→ Challenge
Images are not part of the copy; transcribe all the data exactly.

→ Records shown
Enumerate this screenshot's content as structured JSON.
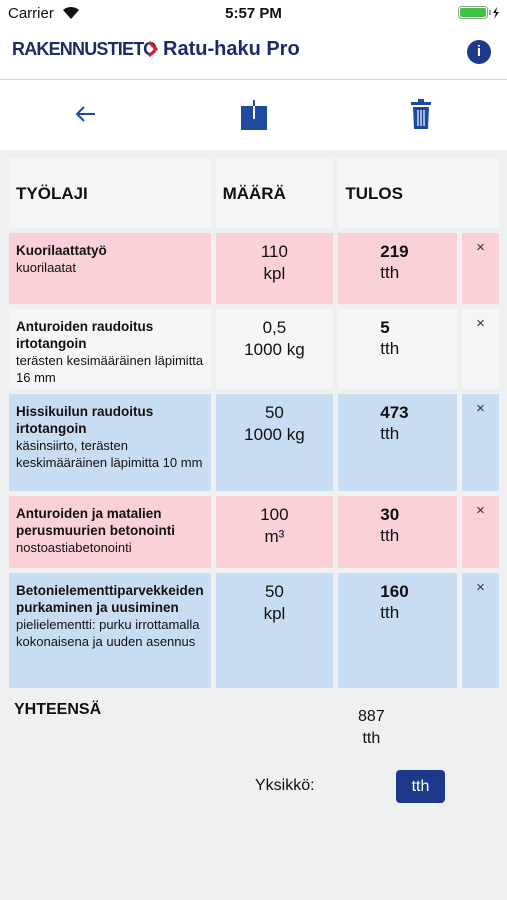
{
  "status_bar": {
    "carrier": "Carrier",
    "time": "5:57 PM"
  },
  "header": {
    "brand": "RAKENNUSTIETO",
    "title": "Ratu-haku Pro",
    "info": "i"
  },
  "table": {
    "headers": [
      "TYÖLAJI",
      "MÄÄRÄ",
      "TULOS"
    ],
    "delete_label": "×",
    "rows": [
      {
        "title": "Kuorilaattatyö",
        "description": "kuorilaatat",
        "quantity": "110",
        "unit": "kpl",
        "result": "219",
        "result_unit": "tth"
      },
      {
        "title": "Anturoiden raudoitus irtotangoin",
        "description": "terästen kesimääräinen läpimitta 16 mm",
        "quantity": "0,5",
        "unit": "1000 kg",
        "result": "5",
        "result_unit": "tth"
      },
      {
        "title": "Hissikuilun raudoitus irtotangoin",
        "description": "käsinsiirto, terästen keskimääräinen läpimitta 10 mm",
        "quantity": "50",
        "unit": "1000 kg",
        "result": "473",
        "result_unit": "tth"
      },
      {
        "title": "Anturoiden ja matalien perusmuurien betonointi",
        "description": "nostoastiabetonointi",
        "quantity": "100",
        "unit": "m³",
        "result": "30",
        "result_unit": "tth"
      },
      {
        "title": "Betonielementtiparvekkeiden purkaminen ja uusiminen",
        "description": "pielielementti: purku irrottamalla kokonaisena ja uuden asennus",
        "quantity": "50",
        "unit": "kpl",
        "result": "160",
        "result_unit": "tth"
      }
    ]
  },
  "total": {
    "label": "YHTEENSÄ",
    "value": "887",
    "unit": "tth"
  },
  "unit_selector": {
    "label": "Yksikkö:",
    "button": "tth"
  }
}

→ Full solution
Enumerate this screenshot's content as structured JSON.
{
  "status_bar": {
    "carrier": "Carrier",
    "time": "5:57 PM"
  },
  "header": {
    "brand": "RAKENNUSTIETO",
    "title": "Ratu-haku Pro",
    "info": "i"
  },
  "table": {
    "headers": [
      "TYÖLAJI",
      "MÄÄRÄ",
      "TULOS"
    ],
    "delete_label": "×",
    "rows": [
      {
        "title": "Kuorilaattatyö",
        "description": "kuorilaatat",
        "quantity": "110",
        "unit": "kpl",
        "result": "219",
        "result_unit": "tth"
      },
      {
        "title": "Anturoiden raudoitus irtotangoin",
        "description": "terästen kesimääräinen läpimitta 16 mm",
        "quantity": "0,5",
        "unit": "1000 kg",
        "result": "5",
        "result_unit": "tth"
      },
      {
        "title": "Hissikuilun raudoitus irtotangoin",
        "description": "käsinsiirto, terästen keskimääräinen läpimitta 10 mm",
        "quantity": "50",
        "unit": "1000 kg",
        "result": "473",
        "result_unit": "tth"
      },
      {
        "title": "Anturoiden ja matalien perusmuurien betonointi",
        "description": "nostoastiabetonointi",
        "quantity": "100",
        "unit": "m³",
        "result": "30",
        "result_unit": "tth"
      },
      {
        "title": "Betonielementtiparvekkeiden purkaminen ja uusiminen",
        "description": "pielielementti: purku irrottamalla kokonaisena ja uuden asennus",
        "quantity": "50",
        "unit": "kpl",
        "result": "160",
        "result_unit": "tth"
      }
    ]
  },
  "total": {
    "label": "YHTEENSÄ",
    "value": "887",
    "unit": "tth"
  },
  "unit_selector": {
    "label": "Yksikkö:",
    "button": "tth"
  }
}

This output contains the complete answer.